Retype every entry word for word.
>> start Data records
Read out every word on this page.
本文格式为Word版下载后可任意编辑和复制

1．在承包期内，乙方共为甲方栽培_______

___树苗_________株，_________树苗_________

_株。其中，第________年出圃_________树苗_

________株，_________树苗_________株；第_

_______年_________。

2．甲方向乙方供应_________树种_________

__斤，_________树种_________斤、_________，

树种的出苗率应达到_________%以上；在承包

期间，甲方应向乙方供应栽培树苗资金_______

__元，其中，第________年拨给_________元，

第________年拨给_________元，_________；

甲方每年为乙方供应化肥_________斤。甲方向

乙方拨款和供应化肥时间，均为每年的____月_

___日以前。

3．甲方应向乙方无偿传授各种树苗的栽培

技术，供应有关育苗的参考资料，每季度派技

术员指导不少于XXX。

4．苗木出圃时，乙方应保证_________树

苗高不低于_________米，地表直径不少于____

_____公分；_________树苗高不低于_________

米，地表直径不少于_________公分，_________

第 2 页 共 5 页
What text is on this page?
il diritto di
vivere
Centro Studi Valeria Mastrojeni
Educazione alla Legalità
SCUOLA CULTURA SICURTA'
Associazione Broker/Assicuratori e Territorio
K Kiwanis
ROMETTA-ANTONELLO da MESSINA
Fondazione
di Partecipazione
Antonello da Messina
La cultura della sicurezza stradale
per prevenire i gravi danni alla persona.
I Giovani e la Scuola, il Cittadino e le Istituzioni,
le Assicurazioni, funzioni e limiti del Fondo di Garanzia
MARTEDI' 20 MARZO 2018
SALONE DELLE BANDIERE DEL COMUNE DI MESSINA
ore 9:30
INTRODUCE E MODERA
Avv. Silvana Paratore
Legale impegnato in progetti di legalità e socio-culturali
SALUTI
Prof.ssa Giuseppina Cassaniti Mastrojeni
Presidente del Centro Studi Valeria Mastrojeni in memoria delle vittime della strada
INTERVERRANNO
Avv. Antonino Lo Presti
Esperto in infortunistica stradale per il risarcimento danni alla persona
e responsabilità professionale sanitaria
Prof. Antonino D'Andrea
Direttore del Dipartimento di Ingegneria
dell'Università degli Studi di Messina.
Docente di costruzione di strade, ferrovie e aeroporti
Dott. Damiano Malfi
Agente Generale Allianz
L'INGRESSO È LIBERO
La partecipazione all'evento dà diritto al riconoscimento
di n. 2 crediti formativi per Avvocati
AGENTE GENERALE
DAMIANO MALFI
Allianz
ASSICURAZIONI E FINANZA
>> end Data records
→ Answer to the problem
Read out every word on this page.
本文格式为Word版下载后可任意编辑和复制

1．在承包期内，乙方共为甲方栽培_______

___树苗_________株，_________树苗_________

_株。其中，第________年出圃_________树苗_

________株，_________树苗_________株；第_

_______年_________。

2．甲方向乙方供应_________树种_________

__斤，_________树种_________斤、_________，

树种的出苗率应达到_________%以上；在承包

期间，甲方应向乙方供应栽培树苗资金_______

__元，其中，第________年拨给_________元，

第________年拨给_________元，_________；

甲方每年为乙方供应化肥_________斤。甲方向

乙方拨款和供应化肥时间，均为每年的____月_

___日以前。

3．甲方应向乙方无偿传授各种树苗的栽培

技术，供应有关育苗的参考资料，每季度派技

术员指导不少于XXX。

4．苗木出圃时，乙方应保证_________树

苗高不低于_________米，地表直径不少于____

_____公分；_________树苗高不低于_________

米，地表直径不少于_________公分，_________

第 2 页 共 5 页
What text is on this page?
il diritto di
vivere
Centro Studi Valeria Mastrojeni
Educazione alla Legalità
SCUOLA CULTURA SICURTA'
Associazione Broker/Assicuratori e Territorio
K Kiwanis
ROMETTA-ANTONELLO da MESSINA
Fondazione
di Partecipazione
Antonello da Messina
La cultura della sicurezza stradale
per prevenire i gravi danni alla persona.
I Giovani e la Scuola, il Cittadino e le Istituzioni,
le Assicurazioni, funzioni e limiti del Fondo di Garanzia
MARTEDI' 20 MARZO 2018
SALONE DELLE BANDIERE DEL COMUNE DI MESSINA
ore 9:30
INTRODUCE E MODERA
Avv. Silvana Paratore
Legale impegnato in progetti di legalità e socio-culturali
SALUTI
Prof.ssa Giuseppina Cassaniti Mastrojeni
Presidente del Centro Studi Valeria Mastrojeni in memoria delle vittime della strada
INTERVERRANNO
Avv. Antonino Lo Presti
Esperto in infortunistica stradale per il risarcimento danni alla persona
e responsabilità professionale sanitaria
Prof. Antonino D'Andrea
Direttore del Dipartimento di Ingegneria
dell'Università degli Studi di Messina.
Docente di costruzione di strade, ferrovie e aeroporti
Dott. Damiano Malfi
Agente Generale Allianz
L'INGRESSO È LIBERO
La partecipazione all'evento dà diritto al riconoscimento
di n. 2 crediti formativi per Avvocati
AGENTE GENERALE
DAMIANO MALFI
Allianz
ASSICURAZIONI E FINANZA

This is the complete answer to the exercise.